■ What you should do:
From the listing below, return each line that includes "image".

──────

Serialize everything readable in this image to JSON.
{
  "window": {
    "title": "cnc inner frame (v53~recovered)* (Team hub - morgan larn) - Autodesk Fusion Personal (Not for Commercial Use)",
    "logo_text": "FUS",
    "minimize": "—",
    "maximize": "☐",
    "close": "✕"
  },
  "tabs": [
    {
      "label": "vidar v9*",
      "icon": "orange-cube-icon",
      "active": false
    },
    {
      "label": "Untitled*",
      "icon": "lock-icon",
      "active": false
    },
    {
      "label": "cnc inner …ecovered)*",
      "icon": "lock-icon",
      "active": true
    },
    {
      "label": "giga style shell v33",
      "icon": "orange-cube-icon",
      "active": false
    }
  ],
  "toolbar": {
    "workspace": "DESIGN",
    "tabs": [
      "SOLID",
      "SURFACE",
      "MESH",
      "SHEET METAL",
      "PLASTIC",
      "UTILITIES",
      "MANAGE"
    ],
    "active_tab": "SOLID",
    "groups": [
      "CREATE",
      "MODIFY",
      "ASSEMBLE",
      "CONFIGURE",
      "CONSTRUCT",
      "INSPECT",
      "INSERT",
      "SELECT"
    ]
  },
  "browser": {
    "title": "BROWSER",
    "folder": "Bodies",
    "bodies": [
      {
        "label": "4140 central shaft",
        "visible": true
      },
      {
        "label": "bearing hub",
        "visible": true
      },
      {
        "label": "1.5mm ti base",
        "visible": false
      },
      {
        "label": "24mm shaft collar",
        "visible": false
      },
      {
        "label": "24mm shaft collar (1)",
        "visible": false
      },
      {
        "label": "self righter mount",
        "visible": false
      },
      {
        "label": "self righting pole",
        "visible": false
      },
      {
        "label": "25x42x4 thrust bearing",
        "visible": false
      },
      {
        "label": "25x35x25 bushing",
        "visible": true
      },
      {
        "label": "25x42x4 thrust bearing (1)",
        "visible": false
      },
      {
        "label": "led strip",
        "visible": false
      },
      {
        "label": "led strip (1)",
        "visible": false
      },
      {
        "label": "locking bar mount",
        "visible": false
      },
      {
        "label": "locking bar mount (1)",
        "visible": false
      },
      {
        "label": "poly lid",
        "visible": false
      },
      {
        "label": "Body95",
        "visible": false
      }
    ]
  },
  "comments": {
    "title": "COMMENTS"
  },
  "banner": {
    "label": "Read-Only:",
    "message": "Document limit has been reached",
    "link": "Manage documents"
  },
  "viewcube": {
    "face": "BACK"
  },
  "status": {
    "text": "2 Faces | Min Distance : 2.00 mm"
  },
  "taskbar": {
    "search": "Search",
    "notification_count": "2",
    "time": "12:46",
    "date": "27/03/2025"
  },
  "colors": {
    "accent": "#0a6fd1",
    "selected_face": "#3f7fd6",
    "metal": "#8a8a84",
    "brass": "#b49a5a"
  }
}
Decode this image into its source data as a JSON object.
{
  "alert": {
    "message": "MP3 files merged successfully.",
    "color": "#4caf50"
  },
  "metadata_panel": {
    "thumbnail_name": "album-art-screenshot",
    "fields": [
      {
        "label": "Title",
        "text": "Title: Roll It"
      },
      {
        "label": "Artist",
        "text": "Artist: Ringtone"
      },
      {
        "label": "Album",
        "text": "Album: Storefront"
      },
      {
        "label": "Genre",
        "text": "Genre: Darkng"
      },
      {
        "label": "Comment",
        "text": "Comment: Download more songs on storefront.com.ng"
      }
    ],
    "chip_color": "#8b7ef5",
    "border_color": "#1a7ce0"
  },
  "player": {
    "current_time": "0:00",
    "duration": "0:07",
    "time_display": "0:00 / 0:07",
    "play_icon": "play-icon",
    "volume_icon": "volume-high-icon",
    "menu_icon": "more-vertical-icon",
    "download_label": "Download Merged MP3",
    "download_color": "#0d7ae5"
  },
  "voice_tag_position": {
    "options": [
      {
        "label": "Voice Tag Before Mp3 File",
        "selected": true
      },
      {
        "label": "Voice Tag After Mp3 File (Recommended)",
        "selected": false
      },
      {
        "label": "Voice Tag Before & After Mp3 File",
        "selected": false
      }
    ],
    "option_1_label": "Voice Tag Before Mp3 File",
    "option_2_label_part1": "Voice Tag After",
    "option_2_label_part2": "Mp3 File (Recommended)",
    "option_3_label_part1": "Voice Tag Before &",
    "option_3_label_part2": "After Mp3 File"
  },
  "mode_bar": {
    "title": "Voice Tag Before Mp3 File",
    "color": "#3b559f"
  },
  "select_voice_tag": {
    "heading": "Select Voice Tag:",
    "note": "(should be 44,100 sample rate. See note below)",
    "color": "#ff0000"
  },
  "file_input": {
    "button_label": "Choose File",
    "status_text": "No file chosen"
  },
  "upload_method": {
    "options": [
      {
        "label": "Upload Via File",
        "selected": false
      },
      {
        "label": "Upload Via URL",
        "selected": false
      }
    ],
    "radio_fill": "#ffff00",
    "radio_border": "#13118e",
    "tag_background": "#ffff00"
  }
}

──────

■ Exercise answer:
Serialize everything readable in this image to JSON.
Decode this image into its source data as a JSON object.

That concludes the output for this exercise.